> [Set exercise]
Leave out any picture and return the remaining listing below exactly as given.

> [Exercise input]
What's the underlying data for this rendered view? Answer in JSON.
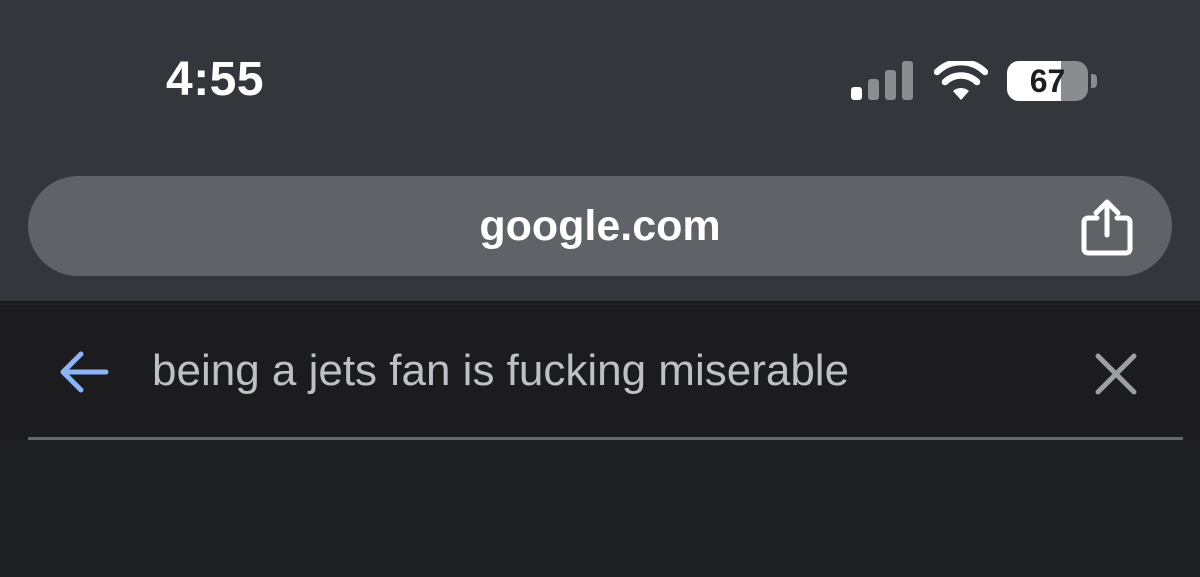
{
  "status_bar": {
    "time": "4:55",
    "signal_bars_active": 1,
    "signal_bars_total": 4,
    "battery_percent": "67",
    "battery_level": 0.67
  },
  "browser": {
    "url": "google.com",
    "share_icon": "share-icon"
  },
  "search": {
    "query": "being a jets fan is fucking miserable",
    "back_icon": "arrow-left-icon",
    "clear_icon": "close-icon"
  },
  "colors": {
    "chrome_bg": "#33363a",
    "url_bar_bg": "#5f6367",
    "search_bg": "#1c1c1e",
    "page_bg": "#202124",
    "back_arrow": "#8ab4f8",
    "query_text": "#bdc1c6"
  }
}
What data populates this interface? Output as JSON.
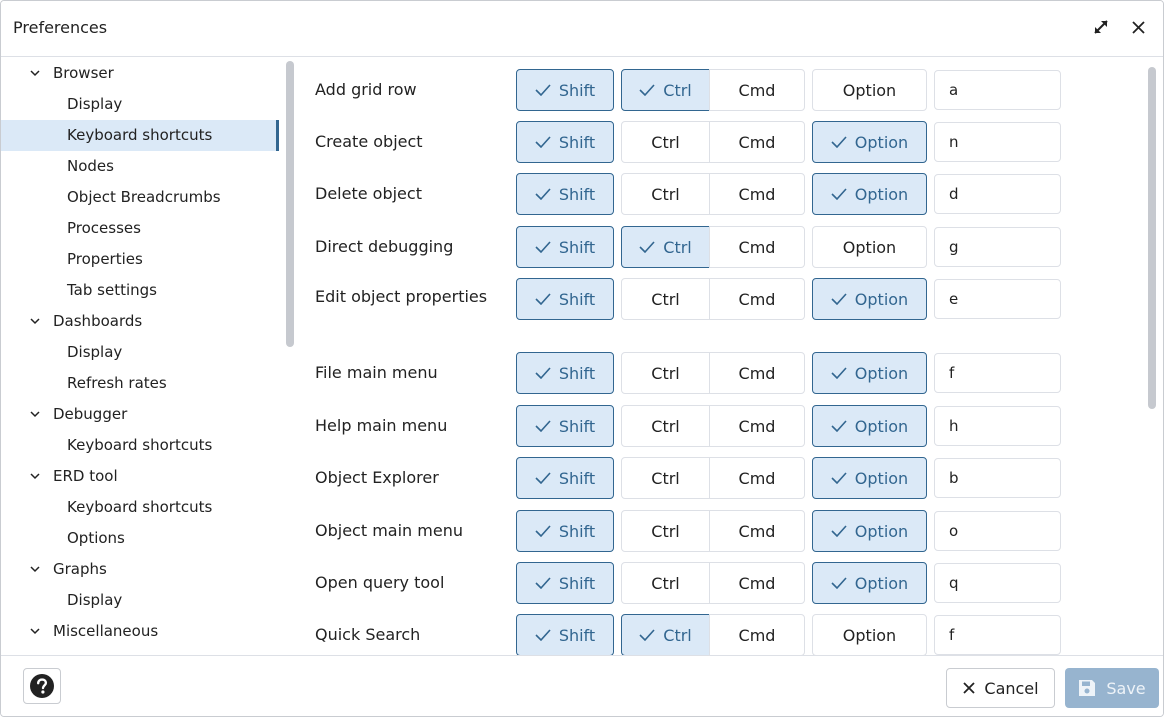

> [Answer for the task]
What's the underlying data for this rendered view? Answer in JSON.
{
  "status_bar": {
    "time": "4:55",
    "signal_bars_active": 1,
    "signal_bars_total": 4,
    "battery_percent": "67",
    "battery_level": 0.67
  },
  "browser": {
    "url": "google.com",
    "share_icon": "share-icon"
  },
  "search": {
    "query": "being a jets fan is fucking miserable",
    "back_icon": "arrow-left-icon",
    "clear_icon": "close-icon"
  },
  "colors": {
    "chrome_bg": "#33363a",
    "url_bar_bg": "#5f6367",
    "search_bg": "#1c1c1e",
    "page_bg": "#202124",
    "back_arrow": "#8ab4f8",
    "query_text": "#bdc1c6"
  }
}
What data populates this interface? Output as JSON.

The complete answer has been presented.